Find the word "Allele" in the data. Return every line where it appears.

* BEGIN Data *

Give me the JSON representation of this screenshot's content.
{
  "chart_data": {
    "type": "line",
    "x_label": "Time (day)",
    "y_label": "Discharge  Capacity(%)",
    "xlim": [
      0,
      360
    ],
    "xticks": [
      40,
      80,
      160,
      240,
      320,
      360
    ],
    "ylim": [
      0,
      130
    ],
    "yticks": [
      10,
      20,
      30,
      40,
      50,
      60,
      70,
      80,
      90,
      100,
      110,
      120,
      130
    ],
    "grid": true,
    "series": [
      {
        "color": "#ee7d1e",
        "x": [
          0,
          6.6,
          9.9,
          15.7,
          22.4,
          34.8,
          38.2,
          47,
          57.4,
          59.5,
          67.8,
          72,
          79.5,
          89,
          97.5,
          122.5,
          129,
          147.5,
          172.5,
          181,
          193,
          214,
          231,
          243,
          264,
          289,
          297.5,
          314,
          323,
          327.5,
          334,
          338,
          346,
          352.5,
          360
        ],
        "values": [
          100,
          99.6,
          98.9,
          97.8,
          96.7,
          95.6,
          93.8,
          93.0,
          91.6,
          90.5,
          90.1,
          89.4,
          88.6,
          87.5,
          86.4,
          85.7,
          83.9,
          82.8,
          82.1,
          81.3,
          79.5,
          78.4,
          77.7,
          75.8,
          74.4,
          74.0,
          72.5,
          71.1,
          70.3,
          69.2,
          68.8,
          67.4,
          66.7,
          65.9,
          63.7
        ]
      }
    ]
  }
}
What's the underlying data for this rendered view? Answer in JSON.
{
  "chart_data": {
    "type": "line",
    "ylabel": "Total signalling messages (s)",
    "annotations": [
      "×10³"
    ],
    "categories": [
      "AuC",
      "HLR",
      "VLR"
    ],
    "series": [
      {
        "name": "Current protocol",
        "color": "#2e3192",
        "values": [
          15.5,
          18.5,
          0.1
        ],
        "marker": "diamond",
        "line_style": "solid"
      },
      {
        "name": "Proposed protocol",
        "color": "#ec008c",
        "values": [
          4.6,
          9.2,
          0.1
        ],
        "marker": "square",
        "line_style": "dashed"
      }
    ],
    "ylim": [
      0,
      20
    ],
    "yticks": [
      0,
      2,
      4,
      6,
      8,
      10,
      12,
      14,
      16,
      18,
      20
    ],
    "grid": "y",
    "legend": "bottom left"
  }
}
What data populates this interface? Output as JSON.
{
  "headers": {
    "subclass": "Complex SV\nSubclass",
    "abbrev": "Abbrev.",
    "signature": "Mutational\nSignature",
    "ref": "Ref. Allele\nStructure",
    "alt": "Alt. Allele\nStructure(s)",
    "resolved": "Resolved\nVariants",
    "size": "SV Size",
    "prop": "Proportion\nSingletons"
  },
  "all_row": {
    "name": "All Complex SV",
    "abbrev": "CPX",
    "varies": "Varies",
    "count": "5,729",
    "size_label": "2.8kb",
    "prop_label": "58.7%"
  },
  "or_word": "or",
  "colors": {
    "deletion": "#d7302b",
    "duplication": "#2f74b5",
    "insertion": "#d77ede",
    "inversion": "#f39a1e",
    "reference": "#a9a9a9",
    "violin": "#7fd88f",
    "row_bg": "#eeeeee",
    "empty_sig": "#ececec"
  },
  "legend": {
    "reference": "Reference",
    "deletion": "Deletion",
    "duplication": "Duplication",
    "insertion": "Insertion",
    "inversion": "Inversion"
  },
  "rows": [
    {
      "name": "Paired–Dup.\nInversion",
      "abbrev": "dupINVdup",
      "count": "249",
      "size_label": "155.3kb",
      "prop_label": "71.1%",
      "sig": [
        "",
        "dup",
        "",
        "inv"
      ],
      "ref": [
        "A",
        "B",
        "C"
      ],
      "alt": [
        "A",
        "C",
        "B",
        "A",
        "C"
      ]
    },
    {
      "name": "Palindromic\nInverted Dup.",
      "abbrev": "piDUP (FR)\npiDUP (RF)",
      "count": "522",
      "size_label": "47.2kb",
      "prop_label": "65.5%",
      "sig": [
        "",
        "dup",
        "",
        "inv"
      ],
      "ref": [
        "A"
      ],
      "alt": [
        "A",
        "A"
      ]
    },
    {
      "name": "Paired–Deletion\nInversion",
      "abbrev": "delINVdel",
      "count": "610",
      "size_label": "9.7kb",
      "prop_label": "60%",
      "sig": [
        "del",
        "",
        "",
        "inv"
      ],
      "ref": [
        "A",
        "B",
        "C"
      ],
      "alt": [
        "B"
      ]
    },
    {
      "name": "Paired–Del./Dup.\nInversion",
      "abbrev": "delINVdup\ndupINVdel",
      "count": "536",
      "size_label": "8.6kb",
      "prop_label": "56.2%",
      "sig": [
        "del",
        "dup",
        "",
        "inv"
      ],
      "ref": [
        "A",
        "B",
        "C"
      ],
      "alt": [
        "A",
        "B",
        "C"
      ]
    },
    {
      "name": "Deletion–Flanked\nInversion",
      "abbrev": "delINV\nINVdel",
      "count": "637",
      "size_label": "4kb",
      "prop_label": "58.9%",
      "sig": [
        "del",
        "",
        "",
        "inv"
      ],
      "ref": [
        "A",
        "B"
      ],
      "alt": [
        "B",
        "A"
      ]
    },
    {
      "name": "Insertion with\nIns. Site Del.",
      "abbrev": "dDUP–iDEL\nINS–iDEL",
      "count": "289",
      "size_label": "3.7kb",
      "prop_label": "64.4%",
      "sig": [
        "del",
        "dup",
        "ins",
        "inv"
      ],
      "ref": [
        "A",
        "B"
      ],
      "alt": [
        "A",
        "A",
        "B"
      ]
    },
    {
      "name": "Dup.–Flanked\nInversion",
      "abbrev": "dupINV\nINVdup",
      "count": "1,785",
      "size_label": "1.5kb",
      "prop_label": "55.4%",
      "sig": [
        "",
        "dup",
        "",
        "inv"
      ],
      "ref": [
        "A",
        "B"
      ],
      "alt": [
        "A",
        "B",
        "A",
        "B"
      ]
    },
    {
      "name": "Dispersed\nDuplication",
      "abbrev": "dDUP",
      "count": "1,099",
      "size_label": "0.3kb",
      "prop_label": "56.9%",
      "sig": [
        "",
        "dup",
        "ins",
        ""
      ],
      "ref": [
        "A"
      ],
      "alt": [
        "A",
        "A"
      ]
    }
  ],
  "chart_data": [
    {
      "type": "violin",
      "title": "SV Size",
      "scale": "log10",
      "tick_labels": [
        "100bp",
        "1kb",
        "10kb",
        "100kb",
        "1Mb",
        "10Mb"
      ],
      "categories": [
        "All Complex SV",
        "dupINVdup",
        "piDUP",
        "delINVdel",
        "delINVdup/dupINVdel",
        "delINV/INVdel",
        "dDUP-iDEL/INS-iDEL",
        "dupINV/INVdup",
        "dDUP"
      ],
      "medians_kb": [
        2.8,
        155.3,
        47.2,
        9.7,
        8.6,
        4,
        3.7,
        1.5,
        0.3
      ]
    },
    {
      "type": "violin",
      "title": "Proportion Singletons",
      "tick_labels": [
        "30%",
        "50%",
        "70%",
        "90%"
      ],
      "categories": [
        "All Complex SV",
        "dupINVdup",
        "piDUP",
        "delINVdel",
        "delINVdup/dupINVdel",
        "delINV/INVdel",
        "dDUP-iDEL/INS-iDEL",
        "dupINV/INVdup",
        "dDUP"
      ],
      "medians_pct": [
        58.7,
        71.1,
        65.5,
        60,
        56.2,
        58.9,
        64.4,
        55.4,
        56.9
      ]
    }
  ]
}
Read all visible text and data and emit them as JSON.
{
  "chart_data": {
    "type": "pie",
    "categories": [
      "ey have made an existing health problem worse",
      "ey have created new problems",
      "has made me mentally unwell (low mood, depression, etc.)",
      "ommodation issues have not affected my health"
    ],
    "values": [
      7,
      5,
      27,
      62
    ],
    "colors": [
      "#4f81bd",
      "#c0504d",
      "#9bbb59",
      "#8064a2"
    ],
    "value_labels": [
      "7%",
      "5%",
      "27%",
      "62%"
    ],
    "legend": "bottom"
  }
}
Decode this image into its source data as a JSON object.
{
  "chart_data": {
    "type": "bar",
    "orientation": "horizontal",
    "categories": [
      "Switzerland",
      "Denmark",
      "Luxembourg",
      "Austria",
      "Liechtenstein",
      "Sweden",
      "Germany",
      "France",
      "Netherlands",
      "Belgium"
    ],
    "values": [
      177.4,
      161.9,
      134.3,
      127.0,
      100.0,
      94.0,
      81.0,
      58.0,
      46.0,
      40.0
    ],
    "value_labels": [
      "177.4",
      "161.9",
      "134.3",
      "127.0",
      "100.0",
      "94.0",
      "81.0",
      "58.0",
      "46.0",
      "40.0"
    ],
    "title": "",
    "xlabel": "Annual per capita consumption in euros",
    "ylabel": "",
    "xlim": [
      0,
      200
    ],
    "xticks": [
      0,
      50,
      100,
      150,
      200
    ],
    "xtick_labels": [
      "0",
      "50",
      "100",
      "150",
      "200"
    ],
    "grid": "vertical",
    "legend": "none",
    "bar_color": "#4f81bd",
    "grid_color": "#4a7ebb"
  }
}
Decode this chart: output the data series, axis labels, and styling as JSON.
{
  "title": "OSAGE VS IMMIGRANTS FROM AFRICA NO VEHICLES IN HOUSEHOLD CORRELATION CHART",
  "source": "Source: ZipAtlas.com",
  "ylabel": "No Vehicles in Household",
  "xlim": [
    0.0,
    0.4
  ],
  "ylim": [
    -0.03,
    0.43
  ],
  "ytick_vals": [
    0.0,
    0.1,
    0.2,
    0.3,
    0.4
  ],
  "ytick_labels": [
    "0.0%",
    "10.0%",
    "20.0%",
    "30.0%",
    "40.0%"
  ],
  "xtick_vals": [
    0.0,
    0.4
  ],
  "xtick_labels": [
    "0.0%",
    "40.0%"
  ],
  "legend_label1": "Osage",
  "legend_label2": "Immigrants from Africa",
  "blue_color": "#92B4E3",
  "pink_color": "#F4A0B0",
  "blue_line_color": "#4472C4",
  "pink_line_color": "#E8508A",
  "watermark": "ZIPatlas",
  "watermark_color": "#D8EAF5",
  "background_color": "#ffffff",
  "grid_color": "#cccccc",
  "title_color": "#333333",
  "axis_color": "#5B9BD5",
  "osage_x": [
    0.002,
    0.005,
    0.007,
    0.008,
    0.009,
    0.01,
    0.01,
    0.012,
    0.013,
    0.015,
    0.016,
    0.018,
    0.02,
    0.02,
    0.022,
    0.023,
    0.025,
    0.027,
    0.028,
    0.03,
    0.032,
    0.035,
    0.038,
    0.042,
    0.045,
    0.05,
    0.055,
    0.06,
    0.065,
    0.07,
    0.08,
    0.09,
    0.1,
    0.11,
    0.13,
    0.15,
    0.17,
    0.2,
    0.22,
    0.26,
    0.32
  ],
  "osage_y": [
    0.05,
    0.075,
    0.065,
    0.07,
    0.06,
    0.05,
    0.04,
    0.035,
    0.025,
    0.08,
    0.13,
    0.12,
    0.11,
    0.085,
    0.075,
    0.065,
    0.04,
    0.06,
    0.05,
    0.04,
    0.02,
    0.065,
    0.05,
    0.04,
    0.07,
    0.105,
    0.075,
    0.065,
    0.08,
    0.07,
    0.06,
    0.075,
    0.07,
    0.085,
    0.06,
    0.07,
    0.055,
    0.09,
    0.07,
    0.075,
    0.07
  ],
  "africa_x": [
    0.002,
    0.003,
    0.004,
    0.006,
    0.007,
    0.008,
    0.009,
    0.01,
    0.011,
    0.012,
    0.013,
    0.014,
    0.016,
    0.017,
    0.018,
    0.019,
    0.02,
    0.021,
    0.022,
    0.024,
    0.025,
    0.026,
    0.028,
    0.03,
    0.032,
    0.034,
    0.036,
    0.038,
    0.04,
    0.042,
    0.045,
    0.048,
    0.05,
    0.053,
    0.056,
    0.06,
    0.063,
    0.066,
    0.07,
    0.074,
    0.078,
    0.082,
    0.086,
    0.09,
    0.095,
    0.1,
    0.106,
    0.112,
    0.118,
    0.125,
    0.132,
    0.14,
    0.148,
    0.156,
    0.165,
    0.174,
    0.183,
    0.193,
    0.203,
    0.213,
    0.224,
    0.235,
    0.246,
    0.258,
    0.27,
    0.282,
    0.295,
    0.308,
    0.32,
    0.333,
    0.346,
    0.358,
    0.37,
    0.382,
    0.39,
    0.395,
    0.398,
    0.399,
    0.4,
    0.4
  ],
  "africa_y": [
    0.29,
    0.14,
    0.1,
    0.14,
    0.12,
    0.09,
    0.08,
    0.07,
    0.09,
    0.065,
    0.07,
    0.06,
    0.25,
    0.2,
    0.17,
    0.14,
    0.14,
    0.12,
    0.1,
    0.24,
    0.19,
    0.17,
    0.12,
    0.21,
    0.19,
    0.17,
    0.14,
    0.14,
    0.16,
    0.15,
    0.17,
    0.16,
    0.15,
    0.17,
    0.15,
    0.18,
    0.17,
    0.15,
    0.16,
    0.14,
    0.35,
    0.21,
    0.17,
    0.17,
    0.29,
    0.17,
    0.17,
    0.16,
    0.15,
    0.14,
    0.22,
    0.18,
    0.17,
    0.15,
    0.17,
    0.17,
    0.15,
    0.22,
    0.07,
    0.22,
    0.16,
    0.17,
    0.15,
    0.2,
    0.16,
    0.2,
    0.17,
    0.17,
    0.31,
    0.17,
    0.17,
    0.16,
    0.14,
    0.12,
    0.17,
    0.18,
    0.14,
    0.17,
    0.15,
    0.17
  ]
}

* END Data *

## Exercise output
    "ref": "Ref. Allele\nStructure",
    "alt": "Alt. Allele\nStructure(s)",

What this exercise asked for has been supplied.